- _Written task_: Copy every entry precisely.

[Figure collection entries]

━━━━━━━━━━━━━━━━

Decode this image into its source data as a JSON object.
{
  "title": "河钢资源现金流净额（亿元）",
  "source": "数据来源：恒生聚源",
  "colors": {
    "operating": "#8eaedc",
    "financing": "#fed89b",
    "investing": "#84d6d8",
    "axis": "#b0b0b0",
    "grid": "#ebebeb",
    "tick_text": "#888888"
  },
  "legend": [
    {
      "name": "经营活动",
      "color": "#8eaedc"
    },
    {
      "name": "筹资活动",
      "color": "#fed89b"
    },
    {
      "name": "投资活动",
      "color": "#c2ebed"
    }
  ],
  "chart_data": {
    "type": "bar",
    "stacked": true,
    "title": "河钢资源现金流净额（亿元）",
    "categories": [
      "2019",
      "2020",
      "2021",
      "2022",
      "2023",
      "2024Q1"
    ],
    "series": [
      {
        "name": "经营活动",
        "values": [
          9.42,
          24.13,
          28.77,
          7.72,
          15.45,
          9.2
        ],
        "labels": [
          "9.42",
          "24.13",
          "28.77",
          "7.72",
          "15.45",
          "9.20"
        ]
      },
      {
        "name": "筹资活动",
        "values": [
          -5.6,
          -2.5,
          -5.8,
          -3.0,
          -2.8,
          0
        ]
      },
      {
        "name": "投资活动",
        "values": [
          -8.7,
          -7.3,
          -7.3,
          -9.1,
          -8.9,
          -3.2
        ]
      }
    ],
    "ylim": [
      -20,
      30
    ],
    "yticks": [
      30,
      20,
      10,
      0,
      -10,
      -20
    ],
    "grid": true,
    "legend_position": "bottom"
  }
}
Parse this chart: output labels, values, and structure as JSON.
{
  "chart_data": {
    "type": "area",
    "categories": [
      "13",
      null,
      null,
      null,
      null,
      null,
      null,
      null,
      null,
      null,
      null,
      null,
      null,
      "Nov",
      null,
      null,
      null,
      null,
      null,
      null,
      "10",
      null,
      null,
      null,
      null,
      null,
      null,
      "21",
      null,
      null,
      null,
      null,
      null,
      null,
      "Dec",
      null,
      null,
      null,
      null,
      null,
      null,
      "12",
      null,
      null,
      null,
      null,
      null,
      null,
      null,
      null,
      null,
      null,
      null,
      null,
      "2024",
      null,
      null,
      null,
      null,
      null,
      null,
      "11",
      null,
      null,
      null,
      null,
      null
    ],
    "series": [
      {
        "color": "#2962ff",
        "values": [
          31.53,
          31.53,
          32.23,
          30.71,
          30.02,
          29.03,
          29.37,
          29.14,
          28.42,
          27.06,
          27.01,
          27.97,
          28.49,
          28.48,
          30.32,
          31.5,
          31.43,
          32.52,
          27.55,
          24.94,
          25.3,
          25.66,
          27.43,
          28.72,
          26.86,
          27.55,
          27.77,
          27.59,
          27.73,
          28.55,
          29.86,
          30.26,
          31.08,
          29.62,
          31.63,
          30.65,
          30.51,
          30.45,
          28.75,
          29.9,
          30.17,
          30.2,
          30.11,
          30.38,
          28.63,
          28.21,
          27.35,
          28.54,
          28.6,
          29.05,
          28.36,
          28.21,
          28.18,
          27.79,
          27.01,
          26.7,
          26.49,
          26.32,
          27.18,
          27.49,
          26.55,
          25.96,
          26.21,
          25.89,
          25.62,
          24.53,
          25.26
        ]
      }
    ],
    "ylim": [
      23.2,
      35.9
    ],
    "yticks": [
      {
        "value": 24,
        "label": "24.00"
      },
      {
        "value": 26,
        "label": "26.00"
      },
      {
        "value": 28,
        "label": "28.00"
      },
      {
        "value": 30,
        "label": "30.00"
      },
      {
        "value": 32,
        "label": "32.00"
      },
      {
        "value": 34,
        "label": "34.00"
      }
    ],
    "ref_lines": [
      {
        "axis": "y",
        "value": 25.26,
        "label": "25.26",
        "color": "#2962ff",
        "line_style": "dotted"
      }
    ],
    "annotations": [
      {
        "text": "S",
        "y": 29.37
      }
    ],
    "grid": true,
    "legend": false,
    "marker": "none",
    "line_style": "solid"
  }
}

━━━━━━━━━━━━━━━━

- _Complete output_:
Decode this image into its source data as a JSON object.
{
  "title": "河钢资源现金流净额（亿元）",
  "source": "数据来源：恒生聚源",
  "colors": {
    "operating": "#8eaedc",
    "financing": "#fed89b",
    "investing": "#84d6d8",
    "axis": "#b0b0b0",
    "grid": "#ebebeb",
    "tick_text": "#888888"
  },
  "legend": [
    {
      "name": "经营活动",
      "color": "#8eaedc"
    },
    {
      "name": "筹资活动",
      "color": "#fed89b"
    },
    {
      "name": "投资活动",
      "color": "#c2ebed"
    }
  ],
  "chart_data": {
    "type": "bar",
    "stacked": true,
    "title": "河钢资源现金流净额（亿元）",
    "categories": [
      "2019",
      "2020",
      "2021",
      "2022",
      "2023",
      "2024Q1"
    ],
    "series": [
      {
        "name": "经营活动",
        "values": [
          9.42,
          24.13,
          28.77,
          7.72,
          15.45,
          9.2
        ],
        "labels": [
          "9.42",
          "24.13",
          "28.77",
          "7.72",
          "15.45",
          "9.20"
        ]
      },
      {
        "name": "筹资活动",
        "values": [
          -5.6,
          -2.5,
          -5.8,
          -3.0,
          -2.8,
          0
        ]
      },
      {
        "name": "投资活动",
        "values": [
          -8.7,
          -7.3,
          -7.3,
          -9.1,
          -8.9,
          -3.2
        ]
      }
    ],
    "ylim": [
      -20,
      30
    ],
    "yticks": [
      30,
      20,
      10,
      0,
      -10,
      -20
    ],
    "grid": true,
    "legend_position": "bottom"
  }
}
Parse this chart: output labels, values, and structure as JSON.
{
  "chart_data": {
    "type": "area",
    "categories": [
      "13",
      null,
      null,
      null,
      null,
      null,
      null,
      null,
      null,
      null,
      null,
      null,
      null,
      "Nov",
      null,
      null,
      null,
      null,
      null,
      null,
      "10",
      null,
      null,
      null,
      null,
      null,
      null,
      "21",
      null,
      null,
      null,
      null,
      null,
      null,
      "Dec",
      null,
      null,
      null,
      null,
      null,
      null,
      "12",
      null,
      null,
      null,
      null,
      null,
      null,
      null,
      null,
      null,
      null,
      null,
      null,
      "2024",
      null,
      null,
      null,
      null,
      null,
      null,
      "11",
      null,
      null,
      null,
      null,
      null
    ],
    "series": [
      {
        "color": "#2962ff",
        "values": [
          31.53,
          31.53,
          32.23,
          30.71,
          30.02,
          29.03,
          29.37,
          29.14,
          28.42,
          27.06,
          27.01,
          27.97,
          28.49,
          28.48,
          30.32,
          31.5,
          31.43,
          32.52,
          27.55,
          24.94,
          25.3,
          25.66,
          27.43,
          28.72,
          26.86,
          27.55,
          27.77,
          27.59,
          27.73,
          28.55,
          29.86,
          30.26,
          31.08,
          29.62,
          31.63,
          30.65,
          30.51,
          30.45,
          28.75,
          29.9,
          30.17,
          30.2,
          30.11,
          30.38,
          28.63,
          28.21,
          27.35,
          28.54,
          28.6,
          29.05,
          28.36,
          28.21,
          28.18,
          27.79,
          27.01,
          26.7,
          26.49,
          26.32,
          27.18,
          27.49,
          26.55,
          25.96,
          26.21,
          25.89,
          25.62,
          24.53,
          25.26
        ]
      }
    ],
    "ylim": [
      23.2,
      35.9
    ],
    "yticks": [
      {
        "value": 24,
        "label": "24.00"
      },
      {
        "value": 26,
        "label": "26.00"
      },
      {
        "value": 28,
        "label": "28.00"
      },
      {
        "value": 30,
        "label": "30.00"
      },
      {
        "value": 32,
        "label": "32.00"
      },
      {
        "value": 34,
        "label": "34.00"
      }
    ],
    "ref_lines": [
      {
        "axis": "y",
        "value": 25.26,
        "label": "25.26",
        "color": "#2962ff",
        "line_style": "dotted"
      }
    ],
    "annotations": [
      {
        "text": "S",
        "y": 29.37
      }
    ],
    "grid": true,
    "legend": false,
    "marker": "none",
    "line_style": "solid"
  }
}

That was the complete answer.